Data listing:
──────────────────────────────
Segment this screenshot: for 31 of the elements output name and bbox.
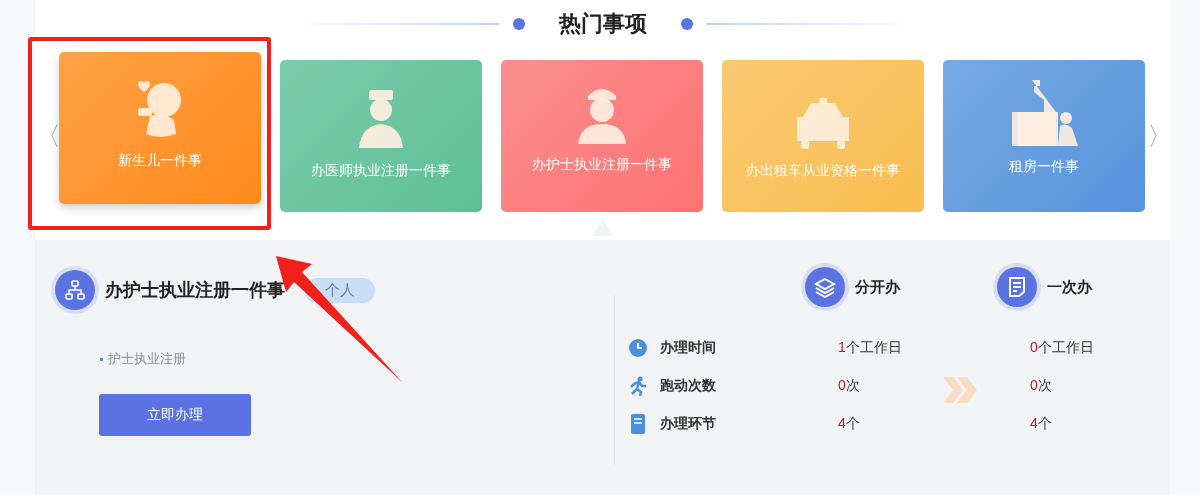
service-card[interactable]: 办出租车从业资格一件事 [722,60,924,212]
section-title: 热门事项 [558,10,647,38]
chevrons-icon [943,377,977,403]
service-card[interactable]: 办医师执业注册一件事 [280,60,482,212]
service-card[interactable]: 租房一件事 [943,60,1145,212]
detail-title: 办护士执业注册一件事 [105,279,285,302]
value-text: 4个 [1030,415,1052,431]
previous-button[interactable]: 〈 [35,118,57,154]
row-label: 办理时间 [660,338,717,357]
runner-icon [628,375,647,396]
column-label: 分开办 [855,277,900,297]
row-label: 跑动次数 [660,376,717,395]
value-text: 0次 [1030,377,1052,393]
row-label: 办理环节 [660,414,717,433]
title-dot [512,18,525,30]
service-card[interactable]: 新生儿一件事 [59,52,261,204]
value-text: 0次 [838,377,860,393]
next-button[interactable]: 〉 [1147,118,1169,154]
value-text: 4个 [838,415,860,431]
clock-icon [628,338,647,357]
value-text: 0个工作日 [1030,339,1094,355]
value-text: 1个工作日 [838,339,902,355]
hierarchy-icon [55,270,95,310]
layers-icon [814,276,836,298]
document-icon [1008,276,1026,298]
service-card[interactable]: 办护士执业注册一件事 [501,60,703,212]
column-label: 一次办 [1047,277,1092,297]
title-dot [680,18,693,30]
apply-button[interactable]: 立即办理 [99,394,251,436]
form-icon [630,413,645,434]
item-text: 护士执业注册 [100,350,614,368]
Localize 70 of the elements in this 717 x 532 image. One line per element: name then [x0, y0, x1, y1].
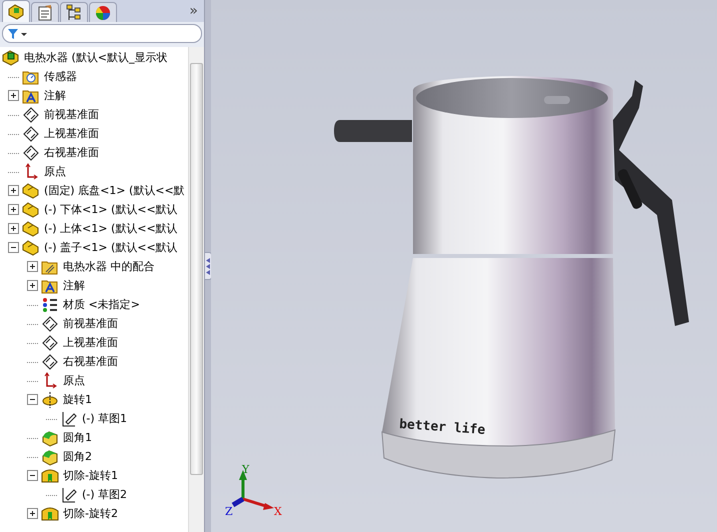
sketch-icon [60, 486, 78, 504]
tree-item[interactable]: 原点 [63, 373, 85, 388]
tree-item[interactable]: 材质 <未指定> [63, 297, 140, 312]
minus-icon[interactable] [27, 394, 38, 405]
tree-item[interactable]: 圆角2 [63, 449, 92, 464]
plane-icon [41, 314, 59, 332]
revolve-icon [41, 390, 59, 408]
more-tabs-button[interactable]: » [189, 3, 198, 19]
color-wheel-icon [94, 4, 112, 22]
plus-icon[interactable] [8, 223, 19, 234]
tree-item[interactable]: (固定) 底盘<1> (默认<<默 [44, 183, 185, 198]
──────────────────────────────
Task:
Please pull every line above into your answer word for word, leaving out the pictures.

Reply to the exercise:
Segment this screenshot: for 31 of the elements output name and bbox.
service-card[interactable]: 办出租车从业资格一件事 [722,60,924,212]
section-title: 热门事项 [558,10,647,38]
chevrons-icon [943,377,977,403]
service-card[interactable]: 办医师执业注册一件事 [280,60,482,212]
service-card[interactable]: 租房一件事 [943,60,1145,212]
detail-title: 办护士执业注册一件事 [105,279,285,302]
value-text: 4个 [1030,415,1052,431]
previous-button[interactable]: 〈 [35,118,57,154]
row-label: 办理时间 [660,338,717,357]
runner-icon [628,375,647,396]
column-label: 分开办 [855,277,900,297]
row-label: 跑动次数 [660,376,717,395]
value-text: 0次 [1030,377,1052,393]
row-label: 办理环节 [660,414,717,433]
title-dot [512,18,525,30]
service-card[interactable]: 新生儿一件事 [59,52,261,204]
value-text: 0次 [838,377,860,393]
next-button[interactable]: 〉 [1147,118,1169,154]
value-text: 4个 [838,415,860,431]
clock-icon [628,338,647,357]
value-text: 0个工作日 [1030,339,1094,355]
value-text: 1个工作日 [838,339,902,355]
hierarchy-icon [55,270,95,310]
layers-icon [814,276,836,298]
document-icon [1008,276,1026,298]
service-card[interactable]: 办护士执业注册一件事 [501,60,703,212]
column-label: 一次办 [1047,277,1092,297]
title-dot [680,18,693,30]
apply-button[interactable]: 立即办理 [99,394,251,436]
form-icon [630,413,645,434]
item-text: 护士执业注册 [100,350,614,368]
Localize 70 of the elements in this 717 x 532 image. One line per element: name then [x0, y0, x1, y1].
sketch-icon [60, 486, 78, 504]
tree-item[interactable]: 原点 [63, 373, 85, 388]
tree-item[interactable]: 材质 <未指定> [63, 297, 140, 312]
minus-icon[interactable] [27, 394, 38, 405]
tree-item[interactable]: 圆角2 [63, 449, 92, 464]
plane-icon [41, 314, 59, 332]
revolve-icon [41, 390, 59, 408]
more-tabs-button[interactable]: » [189, 3, 198, 19]
color-wheel-icon [94, 4, 112, 22]
plus-icon[interactable] [8, 223, 19, 234]
tree-item[interactable]: (固定) 底盘<1> (默认<<默 [44, 183, 185, 198]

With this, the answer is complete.